EXERCISE INSTRUCTIONS —
Please report every line from the material that contains the word "source".

■ ■ ■

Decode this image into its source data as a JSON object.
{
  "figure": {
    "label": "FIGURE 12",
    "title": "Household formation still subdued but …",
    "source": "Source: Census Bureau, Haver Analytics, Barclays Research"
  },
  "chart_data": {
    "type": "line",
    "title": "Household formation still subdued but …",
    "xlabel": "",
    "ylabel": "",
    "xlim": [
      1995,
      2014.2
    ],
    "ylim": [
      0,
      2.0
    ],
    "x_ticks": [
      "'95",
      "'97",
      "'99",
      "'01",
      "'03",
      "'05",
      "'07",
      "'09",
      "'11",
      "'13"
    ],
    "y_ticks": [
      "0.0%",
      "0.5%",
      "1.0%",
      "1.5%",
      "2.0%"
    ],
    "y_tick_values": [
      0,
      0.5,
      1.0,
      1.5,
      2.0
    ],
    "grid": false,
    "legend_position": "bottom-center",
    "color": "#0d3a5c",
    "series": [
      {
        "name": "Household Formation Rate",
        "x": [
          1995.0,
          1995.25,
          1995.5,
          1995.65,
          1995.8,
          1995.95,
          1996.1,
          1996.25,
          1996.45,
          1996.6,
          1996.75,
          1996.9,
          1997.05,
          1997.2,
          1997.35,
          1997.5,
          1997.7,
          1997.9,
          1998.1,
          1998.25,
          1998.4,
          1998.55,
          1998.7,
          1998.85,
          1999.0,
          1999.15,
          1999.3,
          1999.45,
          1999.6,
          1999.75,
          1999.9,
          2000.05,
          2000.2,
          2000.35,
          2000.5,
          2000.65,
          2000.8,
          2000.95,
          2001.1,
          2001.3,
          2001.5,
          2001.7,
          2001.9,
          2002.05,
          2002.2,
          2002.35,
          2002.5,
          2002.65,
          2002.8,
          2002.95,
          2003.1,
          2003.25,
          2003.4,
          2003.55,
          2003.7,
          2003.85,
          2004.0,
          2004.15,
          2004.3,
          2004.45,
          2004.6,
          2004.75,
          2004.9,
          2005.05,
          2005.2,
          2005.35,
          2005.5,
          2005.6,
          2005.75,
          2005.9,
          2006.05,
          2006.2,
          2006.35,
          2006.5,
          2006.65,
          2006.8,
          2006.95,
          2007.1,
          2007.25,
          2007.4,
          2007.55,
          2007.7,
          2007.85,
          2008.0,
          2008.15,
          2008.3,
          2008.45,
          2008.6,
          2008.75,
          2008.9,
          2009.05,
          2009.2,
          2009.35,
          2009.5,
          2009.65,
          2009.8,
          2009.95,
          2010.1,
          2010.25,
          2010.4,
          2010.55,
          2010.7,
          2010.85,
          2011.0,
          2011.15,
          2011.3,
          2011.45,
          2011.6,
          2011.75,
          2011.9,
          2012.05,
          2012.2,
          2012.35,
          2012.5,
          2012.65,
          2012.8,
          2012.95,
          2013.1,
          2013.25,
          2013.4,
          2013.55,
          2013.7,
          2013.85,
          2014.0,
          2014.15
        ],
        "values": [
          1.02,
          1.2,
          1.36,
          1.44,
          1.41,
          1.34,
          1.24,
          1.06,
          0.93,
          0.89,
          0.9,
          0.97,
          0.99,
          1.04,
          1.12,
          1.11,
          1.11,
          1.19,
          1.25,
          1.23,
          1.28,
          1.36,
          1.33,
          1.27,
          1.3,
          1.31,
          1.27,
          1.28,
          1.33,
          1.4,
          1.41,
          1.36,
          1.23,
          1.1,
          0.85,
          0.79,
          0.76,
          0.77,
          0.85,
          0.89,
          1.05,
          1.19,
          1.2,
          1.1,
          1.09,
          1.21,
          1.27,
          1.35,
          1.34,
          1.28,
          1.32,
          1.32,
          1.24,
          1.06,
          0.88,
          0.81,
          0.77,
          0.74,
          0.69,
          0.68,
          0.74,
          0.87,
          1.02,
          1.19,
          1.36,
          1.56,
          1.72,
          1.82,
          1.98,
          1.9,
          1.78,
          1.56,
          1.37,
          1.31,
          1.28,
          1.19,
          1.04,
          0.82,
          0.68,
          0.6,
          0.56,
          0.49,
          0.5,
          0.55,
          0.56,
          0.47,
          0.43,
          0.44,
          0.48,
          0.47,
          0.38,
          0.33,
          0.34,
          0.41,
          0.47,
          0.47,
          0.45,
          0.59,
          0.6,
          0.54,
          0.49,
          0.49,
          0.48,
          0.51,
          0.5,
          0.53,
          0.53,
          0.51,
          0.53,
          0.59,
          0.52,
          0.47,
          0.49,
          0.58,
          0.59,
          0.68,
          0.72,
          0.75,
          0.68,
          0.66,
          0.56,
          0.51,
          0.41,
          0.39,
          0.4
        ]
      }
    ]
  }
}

■ ■ ■

RESPONSE —
Decode this image into its source data as a JSON object.
    "source": "Source: Census Bureau, Haver Analytics, Barclays Research"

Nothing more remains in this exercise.